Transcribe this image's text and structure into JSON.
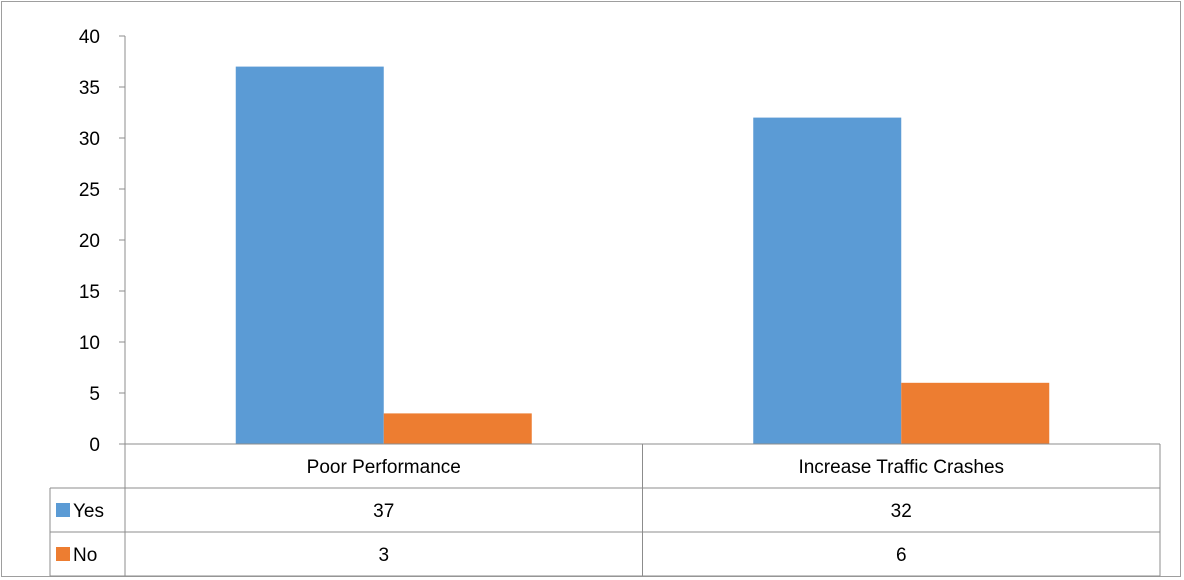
{
  "chart_data": {
    "type": "bar",
    "categories": [
      "Poor Performance",
      "Increase Traffic Crashes"
    ],
    "series": [
      {
        "name": "Yes",
        "values": [
          37,
          32
        ],
        "color": "#5b9bd5"
      },
      {
        "name": "No",
        "values": [
          3,
          6
        ],
        "color": "#ed7d31"
      }
    ],
    "ylim": [
      0,
      40
    ],
    "yticks": [
      0,
      5,
      10,
      15,
      20,
      25,
      30,
      35,
      40
    ],
    "grid": false,
    "legend": "data-table"
  }
}
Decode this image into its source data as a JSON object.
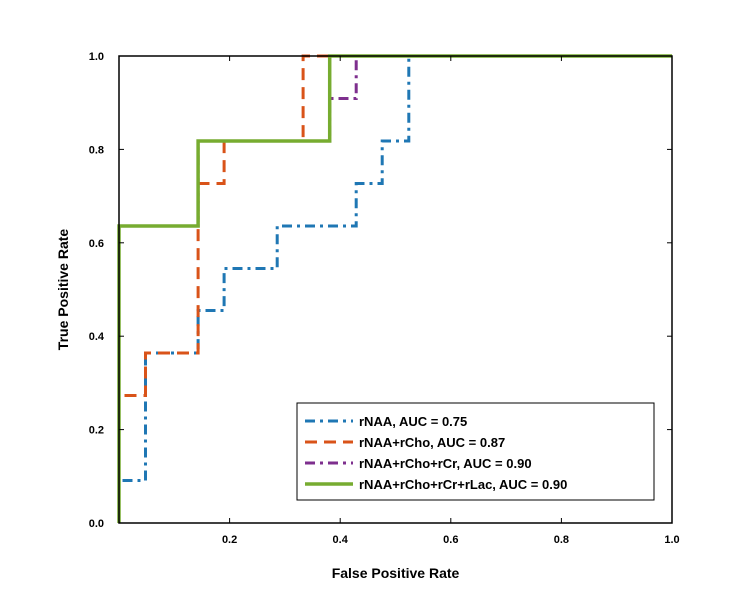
{
  "chart_data": {
    "type": "line",
    "title": "",
    "xlabel": "False Positive Rate",
    "ylabel": "True Positive Rate",
    "xlim": [
      0,
      1
    ],
    "ylim": [
      0,
      1
    ],
    "x_ticks": [
      "0.2",
      "0.4",
      "0.6",
      "0.8",
      "1.0"
    ],
    "x_tick_values": [
      0.2,
      0.4,
      0.6,
      0.8,
      1.0
    ],
    "y_ticks": [
      "0.0",
      "0.2",
      "0.4",
      "0.6",
      "0.8",
      "1.0"
    ],
    "y_tick_values": [
      0.0,
      0.2,
      0.4,
      0.6,
      0.8,
      1.0
    ],
    "grid": false,
    "legend_position": "bottom-right",
    "series": [
      {
        "name": "rNAA, AUC = 0.75",
        "color": "#1f77b4",
        "style": "dashdot",
        "x": [
          0,
          0,
          0.048,
          0.048,
          0.143,
          0.143,
          0.19,
          0.19,
          0.286,
          0.286,
          0.429,
          0.429,
          0.476,
          0.476,
          0.524,
          0.524,
          1.0
        ],
        "y": [
          0,
          0.091,
          0.091,
          0.364,
          0.364,
          0.455,
          0.455,
          0.545,
          0.545,
          0.636,
          0.636,
          0.727,
          0.727,
          0.818,
          0.818,
          1.0,
          1.0
        ]
      },
      {
        "name": "rNAA+rCho, AUC = 0.87",
        "color": "#d95319",
        "style": "dashed",
        "x": [
          0,
          0,
          0.048,
          0.048,
          0.143,
          0.143,
          0.19,
          0.19,
          0.333,
          0.333,
          1.0
        ],
        "y": [
          0,
          0.273,
          0.273,
          0.364,
          0.364,
          0.727,
          0.727,
          0.818,
          0.818,
          1.0,
          1.0
        ]
      },
      {
        "name": "rNAA+rCho+rCr, AUC = 0.90",
        "color": "#7e2f8e",
        "style": "dashdot",
        "x": [
          0,
          0,
          0.143,
          0.143,
          0.381,
          0.381,
          0.429,
          0.429,
          1.0
        ],
        "y": [
          0,
          0.636,
          0.636,
          0.818,
          0.818,
          0.909,
          0.909,
          1.0,
          1.0
        ]
      },
      {
        "name": "rNAA+rCho+rCr+rLac, AUC = 0.90",
        "color": "#77ac30",
        "style": "solid",
        "x": [
          0,
          0,
          0.143,
          0.143,
          0.381,
          0.381,
          1.0
        ],
        "y": [
          0,
          0.636,
          0.636,
          0.818,
          0.818,
          1.0,
          1.0
        ]
      }
    ]
  }
}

####################

▸ Goal of the exercise
Show every line from the entries above in which the word "this" appears.

▸ Answer in full
Transcribe this image's text and structure into JSON.
Decode this image into its source data as a JSON object.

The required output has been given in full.